*Set task*
List each line of the data in which the string "bimbit" appears.

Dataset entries
========================================
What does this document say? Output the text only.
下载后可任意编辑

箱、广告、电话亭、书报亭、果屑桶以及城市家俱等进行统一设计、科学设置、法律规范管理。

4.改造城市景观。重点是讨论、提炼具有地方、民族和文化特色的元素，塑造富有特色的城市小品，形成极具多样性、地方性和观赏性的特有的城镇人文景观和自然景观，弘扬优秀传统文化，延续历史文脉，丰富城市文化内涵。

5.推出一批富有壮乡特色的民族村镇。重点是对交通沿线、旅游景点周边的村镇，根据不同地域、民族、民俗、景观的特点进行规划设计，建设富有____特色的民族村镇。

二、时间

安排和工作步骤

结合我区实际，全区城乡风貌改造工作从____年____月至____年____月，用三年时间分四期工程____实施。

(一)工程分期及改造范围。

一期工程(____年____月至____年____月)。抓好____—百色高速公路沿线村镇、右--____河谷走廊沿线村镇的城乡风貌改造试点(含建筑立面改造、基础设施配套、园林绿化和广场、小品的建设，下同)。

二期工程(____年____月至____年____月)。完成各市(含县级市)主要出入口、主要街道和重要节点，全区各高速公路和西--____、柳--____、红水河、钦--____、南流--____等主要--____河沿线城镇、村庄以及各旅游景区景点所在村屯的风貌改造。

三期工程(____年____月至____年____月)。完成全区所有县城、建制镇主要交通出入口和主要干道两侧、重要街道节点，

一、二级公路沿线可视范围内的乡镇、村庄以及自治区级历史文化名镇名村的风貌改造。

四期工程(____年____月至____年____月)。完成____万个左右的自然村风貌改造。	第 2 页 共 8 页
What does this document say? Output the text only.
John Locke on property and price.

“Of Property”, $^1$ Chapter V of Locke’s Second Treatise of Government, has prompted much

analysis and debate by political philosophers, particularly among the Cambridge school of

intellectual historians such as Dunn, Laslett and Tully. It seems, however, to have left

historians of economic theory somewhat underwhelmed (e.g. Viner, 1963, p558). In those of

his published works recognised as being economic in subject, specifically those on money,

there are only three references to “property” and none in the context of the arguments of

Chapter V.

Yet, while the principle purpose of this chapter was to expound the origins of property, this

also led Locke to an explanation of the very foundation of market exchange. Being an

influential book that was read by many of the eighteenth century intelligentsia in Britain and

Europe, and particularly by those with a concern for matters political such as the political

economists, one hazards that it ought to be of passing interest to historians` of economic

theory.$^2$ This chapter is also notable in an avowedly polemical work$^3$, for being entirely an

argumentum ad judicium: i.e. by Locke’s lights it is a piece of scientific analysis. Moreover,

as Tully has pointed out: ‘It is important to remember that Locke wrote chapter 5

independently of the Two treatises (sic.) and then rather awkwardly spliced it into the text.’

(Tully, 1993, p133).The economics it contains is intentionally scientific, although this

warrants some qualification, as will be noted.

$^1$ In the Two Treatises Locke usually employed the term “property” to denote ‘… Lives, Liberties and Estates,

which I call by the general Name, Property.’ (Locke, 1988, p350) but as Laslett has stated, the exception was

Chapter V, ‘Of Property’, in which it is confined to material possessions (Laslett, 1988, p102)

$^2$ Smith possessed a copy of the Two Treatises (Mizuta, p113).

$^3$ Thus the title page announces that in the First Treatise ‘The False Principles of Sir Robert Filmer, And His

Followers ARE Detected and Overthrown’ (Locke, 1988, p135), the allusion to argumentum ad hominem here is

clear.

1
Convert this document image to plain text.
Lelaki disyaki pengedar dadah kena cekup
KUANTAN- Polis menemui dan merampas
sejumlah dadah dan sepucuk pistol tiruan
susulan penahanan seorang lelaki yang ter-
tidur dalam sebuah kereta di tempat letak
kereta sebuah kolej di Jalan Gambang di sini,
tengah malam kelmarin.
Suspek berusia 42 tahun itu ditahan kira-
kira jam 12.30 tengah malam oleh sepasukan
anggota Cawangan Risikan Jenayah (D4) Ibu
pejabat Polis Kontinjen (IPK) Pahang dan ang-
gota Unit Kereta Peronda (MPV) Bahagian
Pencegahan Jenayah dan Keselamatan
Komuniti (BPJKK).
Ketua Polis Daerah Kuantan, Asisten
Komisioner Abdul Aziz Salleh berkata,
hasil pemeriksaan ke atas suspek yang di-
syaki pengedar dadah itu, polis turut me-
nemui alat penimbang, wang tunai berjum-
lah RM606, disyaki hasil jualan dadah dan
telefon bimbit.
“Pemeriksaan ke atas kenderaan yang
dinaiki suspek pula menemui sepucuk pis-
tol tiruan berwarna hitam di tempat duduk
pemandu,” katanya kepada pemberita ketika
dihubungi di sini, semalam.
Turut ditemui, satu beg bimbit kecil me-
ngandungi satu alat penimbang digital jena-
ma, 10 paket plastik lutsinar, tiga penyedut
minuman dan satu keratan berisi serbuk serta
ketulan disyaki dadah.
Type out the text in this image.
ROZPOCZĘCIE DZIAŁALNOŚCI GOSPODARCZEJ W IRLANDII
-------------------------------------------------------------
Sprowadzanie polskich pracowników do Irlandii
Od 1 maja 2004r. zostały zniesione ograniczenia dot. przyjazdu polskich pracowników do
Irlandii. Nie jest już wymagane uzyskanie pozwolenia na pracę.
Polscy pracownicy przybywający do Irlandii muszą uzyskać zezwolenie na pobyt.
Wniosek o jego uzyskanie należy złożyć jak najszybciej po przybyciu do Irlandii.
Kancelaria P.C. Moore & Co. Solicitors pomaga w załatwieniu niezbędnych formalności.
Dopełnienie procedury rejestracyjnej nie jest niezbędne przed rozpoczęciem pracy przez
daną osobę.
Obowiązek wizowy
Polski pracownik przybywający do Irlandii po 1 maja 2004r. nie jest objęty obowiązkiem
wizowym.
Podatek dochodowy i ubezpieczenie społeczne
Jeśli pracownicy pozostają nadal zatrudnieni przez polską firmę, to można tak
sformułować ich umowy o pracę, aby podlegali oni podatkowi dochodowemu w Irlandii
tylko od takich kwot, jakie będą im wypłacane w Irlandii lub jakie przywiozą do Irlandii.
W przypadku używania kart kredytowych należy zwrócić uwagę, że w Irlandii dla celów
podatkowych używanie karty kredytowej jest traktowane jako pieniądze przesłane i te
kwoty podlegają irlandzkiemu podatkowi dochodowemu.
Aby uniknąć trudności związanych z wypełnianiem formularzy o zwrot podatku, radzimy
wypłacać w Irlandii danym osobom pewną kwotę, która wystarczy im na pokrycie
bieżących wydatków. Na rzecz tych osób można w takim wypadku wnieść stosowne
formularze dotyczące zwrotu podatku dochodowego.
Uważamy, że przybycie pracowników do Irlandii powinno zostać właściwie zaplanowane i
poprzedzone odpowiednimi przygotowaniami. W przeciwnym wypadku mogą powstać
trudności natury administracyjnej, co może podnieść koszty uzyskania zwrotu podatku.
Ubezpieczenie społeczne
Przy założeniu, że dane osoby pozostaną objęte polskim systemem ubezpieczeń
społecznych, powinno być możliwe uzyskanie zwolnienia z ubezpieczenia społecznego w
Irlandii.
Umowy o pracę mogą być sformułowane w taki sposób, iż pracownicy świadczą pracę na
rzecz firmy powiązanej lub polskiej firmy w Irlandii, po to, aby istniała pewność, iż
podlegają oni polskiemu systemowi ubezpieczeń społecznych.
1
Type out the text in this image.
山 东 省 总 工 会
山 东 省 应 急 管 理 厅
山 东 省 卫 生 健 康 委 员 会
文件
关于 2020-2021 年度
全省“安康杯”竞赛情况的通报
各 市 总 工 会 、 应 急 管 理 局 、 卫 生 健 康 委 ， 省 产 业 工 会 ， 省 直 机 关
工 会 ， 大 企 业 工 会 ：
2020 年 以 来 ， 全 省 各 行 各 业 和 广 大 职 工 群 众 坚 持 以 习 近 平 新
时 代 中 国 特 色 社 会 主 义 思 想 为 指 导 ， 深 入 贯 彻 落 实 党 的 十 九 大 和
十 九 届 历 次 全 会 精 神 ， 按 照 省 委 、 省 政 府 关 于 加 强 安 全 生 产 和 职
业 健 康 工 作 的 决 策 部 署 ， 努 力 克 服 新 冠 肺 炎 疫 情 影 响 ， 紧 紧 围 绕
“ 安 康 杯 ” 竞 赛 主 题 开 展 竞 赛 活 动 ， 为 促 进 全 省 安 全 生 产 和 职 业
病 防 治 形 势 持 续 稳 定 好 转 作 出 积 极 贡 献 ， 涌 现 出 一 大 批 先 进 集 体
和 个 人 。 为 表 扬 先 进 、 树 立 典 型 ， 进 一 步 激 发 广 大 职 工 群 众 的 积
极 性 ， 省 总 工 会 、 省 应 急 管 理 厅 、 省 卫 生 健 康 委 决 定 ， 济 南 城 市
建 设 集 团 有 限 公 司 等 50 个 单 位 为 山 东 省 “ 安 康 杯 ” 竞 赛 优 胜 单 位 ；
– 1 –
========================================
*Solution*
telefon bimbit.
Turut ditemui, satu beg bimbit kecil me-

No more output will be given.